The required output is a single number: how many lines of the material contain the string "target".

= = = =

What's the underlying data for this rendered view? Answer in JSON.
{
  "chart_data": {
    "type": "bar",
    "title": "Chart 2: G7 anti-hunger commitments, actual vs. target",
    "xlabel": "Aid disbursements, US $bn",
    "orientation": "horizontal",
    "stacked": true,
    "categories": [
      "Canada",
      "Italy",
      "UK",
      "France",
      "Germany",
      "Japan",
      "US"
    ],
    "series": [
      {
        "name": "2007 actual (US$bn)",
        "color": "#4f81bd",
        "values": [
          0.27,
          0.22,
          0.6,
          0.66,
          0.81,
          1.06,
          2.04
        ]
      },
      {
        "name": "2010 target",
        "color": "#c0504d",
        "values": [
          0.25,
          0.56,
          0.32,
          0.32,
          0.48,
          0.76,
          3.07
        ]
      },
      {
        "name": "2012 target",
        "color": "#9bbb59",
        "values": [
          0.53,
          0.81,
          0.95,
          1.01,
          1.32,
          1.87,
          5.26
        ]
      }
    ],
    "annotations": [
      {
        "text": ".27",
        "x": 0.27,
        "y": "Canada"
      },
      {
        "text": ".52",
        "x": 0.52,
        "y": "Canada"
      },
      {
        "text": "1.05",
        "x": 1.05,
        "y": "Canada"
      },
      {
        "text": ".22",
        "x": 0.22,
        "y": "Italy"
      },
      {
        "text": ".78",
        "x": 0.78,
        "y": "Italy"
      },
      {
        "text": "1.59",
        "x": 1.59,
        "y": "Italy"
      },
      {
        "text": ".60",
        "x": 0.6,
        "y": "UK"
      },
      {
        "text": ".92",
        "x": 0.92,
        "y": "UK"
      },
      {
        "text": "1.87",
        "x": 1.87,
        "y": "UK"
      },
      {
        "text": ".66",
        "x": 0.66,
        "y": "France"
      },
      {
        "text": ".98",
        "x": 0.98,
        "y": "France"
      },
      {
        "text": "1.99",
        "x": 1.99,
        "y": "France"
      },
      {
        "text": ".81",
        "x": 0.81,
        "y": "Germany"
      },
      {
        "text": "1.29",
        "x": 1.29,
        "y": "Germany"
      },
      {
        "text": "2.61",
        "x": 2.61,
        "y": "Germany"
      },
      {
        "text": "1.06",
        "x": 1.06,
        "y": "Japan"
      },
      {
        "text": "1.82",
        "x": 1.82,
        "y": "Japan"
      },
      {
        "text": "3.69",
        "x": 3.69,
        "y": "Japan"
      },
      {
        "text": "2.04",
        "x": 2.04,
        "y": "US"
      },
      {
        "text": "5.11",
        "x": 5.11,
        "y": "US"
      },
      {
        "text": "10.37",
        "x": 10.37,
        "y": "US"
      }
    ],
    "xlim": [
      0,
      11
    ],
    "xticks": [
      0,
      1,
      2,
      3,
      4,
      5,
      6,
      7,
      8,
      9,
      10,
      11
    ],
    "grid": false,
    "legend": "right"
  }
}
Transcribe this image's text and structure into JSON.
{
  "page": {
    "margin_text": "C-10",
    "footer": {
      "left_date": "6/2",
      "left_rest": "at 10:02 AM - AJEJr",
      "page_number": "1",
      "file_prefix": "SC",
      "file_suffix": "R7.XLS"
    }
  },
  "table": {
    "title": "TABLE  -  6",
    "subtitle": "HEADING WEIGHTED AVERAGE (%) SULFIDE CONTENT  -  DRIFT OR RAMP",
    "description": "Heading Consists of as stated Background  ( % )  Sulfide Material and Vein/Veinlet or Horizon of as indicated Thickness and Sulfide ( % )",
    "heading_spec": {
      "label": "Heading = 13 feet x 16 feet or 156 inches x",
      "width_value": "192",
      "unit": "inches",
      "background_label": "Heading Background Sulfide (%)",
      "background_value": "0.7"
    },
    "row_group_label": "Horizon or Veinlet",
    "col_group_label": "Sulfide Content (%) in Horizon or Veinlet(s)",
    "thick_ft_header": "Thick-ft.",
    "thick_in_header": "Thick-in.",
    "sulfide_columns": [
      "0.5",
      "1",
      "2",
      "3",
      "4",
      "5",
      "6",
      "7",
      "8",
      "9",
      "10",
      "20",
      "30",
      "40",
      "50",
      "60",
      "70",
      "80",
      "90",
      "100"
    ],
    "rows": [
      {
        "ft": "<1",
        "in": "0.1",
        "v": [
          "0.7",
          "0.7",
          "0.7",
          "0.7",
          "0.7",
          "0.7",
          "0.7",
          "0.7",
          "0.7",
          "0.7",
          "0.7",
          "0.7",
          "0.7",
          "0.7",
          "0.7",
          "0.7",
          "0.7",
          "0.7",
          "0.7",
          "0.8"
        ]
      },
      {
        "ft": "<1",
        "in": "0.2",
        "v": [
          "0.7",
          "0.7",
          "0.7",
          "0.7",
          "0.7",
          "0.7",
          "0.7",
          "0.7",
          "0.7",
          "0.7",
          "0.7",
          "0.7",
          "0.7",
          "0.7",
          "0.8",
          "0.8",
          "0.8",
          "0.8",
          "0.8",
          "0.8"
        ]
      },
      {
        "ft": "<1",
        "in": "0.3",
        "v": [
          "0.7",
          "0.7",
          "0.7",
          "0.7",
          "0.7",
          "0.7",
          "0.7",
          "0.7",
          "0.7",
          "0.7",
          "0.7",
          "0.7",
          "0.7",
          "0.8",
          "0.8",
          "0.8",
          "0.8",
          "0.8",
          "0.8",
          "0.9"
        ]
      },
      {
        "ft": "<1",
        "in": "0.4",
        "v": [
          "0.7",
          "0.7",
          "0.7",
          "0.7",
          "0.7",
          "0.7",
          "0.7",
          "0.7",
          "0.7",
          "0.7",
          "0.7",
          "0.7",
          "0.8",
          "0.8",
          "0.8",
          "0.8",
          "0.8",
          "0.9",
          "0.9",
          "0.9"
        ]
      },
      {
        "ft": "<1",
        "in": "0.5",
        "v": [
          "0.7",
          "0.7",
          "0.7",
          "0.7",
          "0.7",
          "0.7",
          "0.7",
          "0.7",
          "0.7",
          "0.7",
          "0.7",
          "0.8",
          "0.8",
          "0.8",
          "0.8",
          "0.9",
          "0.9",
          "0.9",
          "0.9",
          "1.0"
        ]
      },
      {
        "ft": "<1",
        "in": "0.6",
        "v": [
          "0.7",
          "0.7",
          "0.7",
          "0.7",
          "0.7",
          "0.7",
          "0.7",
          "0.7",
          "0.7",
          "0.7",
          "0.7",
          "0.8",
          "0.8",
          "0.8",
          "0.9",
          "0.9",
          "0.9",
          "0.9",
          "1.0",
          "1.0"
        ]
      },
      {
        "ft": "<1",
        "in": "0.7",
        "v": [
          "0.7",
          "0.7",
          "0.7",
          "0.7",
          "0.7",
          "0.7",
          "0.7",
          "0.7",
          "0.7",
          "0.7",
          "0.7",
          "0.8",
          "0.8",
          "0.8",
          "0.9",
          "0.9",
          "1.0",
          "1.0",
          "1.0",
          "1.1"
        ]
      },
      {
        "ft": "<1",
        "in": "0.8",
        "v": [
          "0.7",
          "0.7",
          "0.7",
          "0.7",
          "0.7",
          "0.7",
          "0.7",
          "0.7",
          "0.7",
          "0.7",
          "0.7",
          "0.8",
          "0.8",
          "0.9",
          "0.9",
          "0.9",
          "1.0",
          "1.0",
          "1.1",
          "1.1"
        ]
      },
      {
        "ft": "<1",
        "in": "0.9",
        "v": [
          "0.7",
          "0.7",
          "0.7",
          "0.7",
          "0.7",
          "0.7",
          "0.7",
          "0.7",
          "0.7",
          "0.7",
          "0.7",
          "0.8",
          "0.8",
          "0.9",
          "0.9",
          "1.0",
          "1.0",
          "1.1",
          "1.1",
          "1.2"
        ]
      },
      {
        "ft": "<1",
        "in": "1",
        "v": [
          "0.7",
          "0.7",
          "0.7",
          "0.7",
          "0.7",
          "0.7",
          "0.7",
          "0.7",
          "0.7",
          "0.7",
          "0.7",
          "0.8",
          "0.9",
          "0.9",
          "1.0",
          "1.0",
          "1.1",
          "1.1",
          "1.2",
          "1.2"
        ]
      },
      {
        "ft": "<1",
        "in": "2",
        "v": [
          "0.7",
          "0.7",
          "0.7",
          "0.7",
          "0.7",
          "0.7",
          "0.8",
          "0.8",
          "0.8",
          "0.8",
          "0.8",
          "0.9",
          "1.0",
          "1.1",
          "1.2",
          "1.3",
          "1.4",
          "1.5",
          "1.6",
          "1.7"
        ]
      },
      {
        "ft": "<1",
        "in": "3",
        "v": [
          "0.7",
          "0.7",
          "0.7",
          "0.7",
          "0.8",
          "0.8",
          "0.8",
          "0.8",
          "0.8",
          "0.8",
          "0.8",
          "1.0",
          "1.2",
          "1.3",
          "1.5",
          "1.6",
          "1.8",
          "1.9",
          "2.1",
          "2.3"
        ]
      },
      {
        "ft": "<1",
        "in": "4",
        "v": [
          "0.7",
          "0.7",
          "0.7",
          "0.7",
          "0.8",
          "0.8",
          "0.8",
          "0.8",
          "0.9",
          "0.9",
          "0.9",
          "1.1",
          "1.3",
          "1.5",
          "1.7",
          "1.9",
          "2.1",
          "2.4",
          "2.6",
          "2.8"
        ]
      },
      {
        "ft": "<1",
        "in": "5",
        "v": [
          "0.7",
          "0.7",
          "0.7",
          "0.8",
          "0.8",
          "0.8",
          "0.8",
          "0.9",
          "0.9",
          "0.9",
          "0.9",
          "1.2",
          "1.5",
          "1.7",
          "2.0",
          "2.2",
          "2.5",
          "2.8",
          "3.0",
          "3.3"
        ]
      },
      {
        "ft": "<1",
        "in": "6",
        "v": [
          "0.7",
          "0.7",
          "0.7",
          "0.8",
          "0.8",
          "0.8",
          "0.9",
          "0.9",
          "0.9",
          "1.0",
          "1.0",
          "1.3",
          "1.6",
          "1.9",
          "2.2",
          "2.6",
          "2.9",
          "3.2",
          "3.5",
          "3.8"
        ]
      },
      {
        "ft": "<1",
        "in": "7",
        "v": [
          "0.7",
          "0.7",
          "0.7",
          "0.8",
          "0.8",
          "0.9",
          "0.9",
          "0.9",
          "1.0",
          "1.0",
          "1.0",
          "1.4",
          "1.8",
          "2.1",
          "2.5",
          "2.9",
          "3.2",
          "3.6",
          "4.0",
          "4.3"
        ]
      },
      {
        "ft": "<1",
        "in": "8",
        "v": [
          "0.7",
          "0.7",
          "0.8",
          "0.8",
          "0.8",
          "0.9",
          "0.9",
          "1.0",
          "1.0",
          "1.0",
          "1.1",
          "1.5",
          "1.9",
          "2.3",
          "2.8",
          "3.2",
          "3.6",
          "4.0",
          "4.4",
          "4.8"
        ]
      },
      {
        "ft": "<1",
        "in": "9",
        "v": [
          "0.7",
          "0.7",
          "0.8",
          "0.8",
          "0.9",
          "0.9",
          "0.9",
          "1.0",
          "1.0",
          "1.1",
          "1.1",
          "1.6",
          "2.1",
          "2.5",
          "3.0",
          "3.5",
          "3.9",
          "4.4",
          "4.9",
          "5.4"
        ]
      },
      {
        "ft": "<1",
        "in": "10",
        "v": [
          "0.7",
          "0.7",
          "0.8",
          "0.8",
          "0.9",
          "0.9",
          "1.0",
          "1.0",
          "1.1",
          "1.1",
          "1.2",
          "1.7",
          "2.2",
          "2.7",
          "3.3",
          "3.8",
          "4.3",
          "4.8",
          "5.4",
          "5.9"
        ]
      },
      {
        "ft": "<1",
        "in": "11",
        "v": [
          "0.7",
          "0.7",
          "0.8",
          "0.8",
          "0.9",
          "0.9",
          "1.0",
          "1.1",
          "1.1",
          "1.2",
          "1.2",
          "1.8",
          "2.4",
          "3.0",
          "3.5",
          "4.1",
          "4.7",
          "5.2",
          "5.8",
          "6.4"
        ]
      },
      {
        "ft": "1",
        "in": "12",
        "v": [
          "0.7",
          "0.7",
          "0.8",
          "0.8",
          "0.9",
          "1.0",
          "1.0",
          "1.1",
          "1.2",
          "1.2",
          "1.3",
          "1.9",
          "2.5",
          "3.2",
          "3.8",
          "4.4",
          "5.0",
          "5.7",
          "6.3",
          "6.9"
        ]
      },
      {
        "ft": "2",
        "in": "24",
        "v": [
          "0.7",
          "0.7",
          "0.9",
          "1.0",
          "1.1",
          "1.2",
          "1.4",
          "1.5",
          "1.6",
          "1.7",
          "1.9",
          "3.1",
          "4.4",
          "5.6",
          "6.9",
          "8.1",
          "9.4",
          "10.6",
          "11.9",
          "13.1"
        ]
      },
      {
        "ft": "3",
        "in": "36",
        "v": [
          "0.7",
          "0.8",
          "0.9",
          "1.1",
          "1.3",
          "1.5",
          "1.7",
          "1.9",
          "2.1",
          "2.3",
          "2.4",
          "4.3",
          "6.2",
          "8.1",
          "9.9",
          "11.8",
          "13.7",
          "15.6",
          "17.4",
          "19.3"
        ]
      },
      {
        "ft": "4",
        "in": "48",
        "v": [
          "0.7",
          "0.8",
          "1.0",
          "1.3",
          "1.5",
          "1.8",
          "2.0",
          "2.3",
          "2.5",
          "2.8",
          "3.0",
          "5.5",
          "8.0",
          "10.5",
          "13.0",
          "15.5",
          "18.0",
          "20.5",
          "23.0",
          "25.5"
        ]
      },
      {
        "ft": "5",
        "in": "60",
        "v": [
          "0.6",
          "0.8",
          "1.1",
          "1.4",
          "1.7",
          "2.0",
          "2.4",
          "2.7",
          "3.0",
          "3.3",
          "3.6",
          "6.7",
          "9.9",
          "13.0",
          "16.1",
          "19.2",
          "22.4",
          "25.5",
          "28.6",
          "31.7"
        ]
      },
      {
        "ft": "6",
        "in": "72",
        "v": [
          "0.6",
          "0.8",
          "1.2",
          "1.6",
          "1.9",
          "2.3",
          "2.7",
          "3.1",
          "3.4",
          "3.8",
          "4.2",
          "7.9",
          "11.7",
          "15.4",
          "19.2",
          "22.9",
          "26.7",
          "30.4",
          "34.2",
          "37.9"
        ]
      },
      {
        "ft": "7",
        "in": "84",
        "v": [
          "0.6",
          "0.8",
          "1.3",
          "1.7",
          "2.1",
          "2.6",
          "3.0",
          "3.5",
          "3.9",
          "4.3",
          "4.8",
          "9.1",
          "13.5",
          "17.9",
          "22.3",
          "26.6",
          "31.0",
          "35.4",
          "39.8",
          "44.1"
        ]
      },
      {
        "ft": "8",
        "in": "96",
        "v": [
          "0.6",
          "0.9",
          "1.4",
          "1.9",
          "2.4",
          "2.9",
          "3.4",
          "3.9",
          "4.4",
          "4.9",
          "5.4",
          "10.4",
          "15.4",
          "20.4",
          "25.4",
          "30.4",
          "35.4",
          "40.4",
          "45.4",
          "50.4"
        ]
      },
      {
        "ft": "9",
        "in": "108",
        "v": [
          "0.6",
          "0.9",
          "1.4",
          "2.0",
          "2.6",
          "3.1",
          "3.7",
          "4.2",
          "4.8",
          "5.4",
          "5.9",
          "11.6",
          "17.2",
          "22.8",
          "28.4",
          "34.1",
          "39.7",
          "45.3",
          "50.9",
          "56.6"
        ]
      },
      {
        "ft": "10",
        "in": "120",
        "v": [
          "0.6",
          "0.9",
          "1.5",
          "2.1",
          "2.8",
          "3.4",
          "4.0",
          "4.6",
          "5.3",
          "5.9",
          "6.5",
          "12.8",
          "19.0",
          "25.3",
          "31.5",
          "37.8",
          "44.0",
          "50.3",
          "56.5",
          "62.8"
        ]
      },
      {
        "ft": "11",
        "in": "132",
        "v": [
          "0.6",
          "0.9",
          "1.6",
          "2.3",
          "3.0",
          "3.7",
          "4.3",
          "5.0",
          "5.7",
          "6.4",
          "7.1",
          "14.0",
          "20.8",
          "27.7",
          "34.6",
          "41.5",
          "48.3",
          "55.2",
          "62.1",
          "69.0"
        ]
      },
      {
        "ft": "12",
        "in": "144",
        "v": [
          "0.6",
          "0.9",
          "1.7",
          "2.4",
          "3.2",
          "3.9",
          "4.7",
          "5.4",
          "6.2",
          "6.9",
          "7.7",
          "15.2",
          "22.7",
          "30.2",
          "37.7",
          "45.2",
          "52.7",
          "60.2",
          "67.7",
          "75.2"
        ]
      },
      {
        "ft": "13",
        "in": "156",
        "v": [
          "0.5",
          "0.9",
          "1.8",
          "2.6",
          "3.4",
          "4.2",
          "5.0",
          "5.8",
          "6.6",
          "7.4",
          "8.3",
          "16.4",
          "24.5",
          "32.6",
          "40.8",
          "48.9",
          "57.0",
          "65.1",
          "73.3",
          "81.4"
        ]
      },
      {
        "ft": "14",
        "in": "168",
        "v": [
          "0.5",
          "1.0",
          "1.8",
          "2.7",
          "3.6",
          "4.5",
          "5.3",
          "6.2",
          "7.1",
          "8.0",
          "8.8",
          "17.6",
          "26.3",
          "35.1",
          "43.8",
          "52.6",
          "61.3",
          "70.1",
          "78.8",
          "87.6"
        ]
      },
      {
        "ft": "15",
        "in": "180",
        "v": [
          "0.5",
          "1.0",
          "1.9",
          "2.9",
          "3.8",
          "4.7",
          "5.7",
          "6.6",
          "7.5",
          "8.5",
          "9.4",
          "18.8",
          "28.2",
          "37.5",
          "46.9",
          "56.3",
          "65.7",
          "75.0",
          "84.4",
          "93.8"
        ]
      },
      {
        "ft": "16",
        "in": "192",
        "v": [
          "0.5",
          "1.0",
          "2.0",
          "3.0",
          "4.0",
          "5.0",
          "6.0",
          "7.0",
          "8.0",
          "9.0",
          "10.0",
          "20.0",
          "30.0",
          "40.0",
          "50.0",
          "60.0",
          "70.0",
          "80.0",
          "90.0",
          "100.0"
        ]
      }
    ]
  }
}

= = = =

* _Completed exercise_:
3